Task instructions: Look through the material below and give the number of lines holding "JSON", with no other words.

Material for this task:

===

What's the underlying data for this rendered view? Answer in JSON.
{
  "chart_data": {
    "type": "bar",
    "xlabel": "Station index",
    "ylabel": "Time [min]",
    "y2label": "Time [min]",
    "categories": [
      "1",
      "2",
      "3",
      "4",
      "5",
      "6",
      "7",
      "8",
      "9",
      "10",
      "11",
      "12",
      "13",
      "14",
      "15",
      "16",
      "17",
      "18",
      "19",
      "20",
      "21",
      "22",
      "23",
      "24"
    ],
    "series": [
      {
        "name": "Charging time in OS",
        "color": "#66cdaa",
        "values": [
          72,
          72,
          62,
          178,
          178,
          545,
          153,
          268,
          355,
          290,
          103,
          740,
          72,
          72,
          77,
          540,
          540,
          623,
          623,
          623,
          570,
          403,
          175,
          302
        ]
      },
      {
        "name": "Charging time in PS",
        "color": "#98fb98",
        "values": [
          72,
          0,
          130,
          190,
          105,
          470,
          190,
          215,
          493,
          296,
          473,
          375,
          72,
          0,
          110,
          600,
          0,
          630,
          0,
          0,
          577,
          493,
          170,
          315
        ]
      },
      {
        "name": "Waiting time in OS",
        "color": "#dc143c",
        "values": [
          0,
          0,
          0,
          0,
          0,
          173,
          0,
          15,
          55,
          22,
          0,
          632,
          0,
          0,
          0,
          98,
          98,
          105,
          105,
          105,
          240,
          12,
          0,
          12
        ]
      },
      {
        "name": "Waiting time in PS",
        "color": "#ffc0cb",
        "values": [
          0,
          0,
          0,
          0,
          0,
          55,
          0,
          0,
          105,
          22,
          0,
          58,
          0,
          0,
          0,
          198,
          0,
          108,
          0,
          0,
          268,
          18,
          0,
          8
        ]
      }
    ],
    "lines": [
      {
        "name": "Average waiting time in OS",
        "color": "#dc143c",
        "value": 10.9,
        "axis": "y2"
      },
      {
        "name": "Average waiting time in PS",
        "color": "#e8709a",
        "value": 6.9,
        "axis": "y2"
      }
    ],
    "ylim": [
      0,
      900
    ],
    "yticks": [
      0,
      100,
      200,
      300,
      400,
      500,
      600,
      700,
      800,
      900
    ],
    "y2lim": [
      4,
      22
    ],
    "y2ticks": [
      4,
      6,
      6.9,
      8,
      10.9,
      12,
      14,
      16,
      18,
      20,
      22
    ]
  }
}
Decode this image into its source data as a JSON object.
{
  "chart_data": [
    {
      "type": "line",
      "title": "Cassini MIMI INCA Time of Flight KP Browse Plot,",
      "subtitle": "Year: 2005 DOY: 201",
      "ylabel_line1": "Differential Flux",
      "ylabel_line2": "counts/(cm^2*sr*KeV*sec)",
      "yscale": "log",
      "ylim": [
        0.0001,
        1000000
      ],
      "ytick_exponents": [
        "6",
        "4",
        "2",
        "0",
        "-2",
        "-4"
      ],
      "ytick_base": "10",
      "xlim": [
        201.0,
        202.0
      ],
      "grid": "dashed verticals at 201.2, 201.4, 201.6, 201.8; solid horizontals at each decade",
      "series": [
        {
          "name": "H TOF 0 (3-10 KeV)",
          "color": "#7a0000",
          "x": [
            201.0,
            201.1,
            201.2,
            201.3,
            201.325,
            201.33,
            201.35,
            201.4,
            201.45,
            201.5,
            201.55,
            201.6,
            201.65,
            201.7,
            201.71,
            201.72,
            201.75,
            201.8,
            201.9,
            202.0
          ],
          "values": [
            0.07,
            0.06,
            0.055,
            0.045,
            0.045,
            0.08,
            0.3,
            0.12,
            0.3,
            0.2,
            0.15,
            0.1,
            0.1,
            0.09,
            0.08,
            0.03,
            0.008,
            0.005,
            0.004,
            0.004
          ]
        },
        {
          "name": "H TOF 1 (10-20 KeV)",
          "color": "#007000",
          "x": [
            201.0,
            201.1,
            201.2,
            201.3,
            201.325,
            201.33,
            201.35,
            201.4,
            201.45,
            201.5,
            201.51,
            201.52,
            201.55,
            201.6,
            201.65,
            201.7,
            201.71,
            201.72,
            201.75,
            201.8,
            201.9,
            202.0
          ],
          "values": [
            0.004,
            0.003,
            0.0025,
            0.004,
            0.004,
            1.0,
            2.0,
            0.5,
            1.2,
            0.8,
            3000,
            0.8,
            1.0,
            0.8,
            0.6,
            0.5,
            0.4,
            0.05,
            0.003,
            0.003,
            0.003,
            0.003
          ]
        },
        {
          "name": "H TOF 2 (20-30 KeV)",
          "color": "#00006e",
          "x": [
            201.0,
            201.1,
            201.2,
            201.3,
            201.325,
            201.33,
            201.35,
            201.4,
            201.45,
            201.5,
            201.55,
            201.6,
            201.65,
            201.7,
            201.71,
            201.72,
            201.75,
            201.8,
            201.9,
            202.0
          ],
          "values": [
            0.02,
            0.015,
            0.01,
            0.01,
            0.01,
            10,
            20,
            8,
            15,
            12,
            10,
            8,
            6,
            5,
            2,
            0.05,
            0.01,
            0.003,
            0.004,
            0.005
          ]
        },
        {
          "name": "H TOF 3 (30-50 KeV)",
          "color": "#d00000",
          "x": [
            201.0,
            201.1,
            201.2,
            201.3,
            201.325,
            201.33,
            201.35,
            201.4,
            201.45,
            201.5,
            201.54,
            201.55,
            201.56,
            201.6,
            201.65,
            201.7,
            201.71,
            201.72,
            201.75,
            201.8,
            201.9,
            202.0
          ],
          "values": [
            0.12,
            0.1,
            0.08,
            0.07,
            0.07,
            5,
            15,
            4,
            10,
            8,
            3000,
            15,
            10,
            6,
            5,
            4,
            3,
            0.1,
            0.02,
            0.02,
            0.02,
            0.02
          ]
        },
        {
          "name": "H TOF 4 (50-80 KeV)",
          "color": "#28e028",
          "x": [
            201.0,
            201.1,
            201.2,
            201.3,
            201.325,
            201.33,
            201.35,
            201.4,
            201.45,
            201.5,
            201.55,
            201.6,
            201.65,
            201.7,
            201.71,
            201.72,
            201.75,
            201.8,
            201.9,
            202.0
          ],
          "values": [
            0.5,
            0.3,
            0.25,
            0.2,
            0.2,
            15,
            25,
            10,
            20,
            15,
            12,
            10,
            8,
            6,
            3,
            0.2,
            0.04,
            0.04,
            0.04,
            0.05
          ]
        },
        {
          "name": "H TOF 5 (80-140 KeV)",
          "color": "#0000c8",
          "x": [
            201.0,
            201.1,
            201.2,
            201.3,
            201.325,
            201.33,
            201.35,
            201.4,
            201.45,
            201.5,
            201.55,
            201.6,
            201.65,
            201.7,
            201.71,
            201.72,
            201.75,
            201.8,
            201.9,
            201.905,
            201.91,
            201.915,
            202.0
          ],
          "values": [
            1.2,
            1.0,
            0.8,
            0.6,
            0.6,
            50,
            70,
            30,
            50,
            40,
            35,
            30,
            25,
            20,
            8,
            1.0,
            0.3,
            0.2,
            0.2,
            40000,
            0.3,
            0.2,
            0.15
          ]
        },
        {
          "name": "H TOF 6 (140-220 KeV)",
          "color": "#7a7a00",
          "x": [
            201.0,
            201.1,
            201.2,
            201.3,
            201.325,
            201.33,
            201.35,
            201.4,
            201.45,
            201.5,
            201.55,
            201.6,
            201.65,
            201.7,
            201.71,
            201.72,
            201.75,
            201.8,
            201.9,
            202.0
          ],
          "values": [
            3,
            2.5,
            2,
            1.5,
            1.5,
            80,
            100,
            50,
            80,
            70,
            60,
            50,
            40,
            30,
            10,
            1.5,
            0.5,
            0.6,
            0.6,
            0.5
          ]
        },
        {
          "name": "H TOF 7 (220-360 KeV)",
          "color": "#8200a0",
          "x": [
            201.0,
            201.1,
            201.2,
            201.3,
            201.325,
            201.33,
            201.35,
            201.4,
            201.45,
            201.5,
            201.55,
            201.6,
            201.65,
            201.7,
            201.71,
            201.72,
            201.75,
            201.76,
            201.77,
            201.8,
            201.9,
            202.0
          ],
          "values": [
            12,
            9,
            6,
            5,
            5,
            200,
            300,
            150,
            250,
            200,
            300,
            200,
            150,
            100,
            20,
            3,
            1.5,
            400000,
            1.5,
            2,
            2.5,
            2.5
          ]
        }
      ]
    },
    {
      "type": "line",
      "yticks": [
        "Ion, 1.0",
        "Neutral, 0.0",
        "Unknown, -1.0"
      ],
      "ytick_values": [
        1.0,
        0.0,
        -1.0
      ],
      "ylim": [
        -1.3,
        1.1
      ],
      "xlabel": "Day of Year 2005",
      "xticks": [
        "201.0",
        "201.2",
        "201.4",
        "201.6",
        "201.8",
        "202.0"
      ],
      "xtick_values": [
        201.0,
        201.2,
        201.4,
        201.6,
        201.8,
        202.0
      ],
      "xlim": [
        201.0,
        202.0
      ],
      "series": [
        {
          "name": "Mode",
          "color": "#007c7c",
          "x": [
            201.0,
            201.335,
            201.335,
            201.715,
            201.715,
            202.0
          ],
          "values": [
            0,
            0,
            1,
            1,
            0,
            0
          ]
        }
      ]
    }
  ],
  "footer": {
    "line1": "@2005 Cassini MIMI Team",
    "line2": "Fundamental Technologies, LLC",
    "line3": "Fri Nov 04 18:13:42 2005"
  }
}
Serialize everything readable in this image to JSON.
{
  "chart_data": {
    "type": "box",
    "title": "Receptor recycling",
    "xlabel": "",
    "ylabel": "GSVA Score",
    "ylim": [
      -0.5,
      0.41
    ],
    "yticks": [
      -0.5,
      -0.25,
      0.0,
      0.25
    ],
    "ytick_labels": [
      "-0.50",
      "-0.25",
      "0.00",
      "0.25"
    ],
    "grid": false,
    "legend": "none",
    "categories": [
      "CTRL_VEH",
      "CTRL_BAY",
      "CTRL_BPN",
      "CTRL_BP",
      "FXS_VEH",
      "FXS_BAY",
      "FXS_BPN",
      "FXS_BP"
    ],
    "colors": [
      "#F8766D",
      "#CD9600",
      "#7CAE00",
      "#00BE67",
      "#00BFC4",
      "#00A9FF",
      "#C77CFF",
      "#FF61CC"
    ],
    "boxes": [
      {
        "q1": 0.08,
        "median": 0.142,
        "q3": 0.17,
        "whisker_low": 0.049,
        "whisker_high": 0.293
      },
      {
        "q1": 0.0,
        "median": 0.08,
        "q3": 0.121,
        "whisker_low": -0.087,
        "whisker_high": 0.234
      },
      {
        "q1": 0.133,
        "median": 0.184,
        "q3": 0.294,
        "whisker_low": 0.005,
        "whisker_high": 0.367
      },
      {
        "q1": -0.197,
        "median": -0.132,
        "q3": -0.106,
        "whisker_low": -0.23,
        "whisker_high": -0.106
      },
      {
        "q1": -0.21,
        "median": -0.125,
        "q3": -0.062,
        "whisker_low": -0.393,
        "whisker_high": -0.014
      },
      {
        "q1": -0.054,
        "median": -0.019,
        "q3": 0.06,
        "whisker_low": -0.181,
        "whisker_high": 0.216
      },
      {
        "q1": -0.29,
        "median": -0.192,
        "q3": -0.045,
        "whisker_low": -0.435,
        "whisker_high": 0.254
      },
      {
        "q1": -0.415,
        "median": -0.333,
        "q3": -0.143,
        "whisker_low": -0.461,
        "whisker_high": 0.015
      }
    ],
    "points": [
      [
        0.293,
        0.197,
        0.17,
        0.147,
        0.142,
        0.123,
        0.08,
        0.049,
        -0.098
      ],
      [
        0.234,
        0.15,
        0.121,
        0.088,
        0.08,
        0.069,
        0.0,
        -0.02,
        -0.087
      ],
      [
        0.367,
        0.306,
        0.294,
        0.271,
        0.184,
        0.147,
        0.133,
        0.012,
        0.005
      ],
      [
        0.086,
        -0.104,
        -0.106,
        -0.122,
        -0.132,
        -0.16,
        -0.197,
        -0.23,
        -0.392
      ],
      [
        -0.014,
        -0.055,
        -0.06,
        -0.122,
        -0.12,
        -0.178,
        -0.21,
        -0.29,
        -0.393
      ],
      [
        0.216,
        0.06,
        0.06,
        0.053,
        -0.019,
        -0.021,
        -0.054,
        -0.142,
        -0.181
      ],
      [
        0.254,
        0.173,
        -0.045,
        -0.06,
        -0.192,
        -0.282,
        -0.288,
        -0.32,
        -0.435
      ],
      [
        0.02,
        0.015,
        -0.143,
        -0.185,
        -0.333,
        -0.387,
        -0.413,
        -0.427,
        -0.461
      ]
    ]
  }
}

===

The output: 3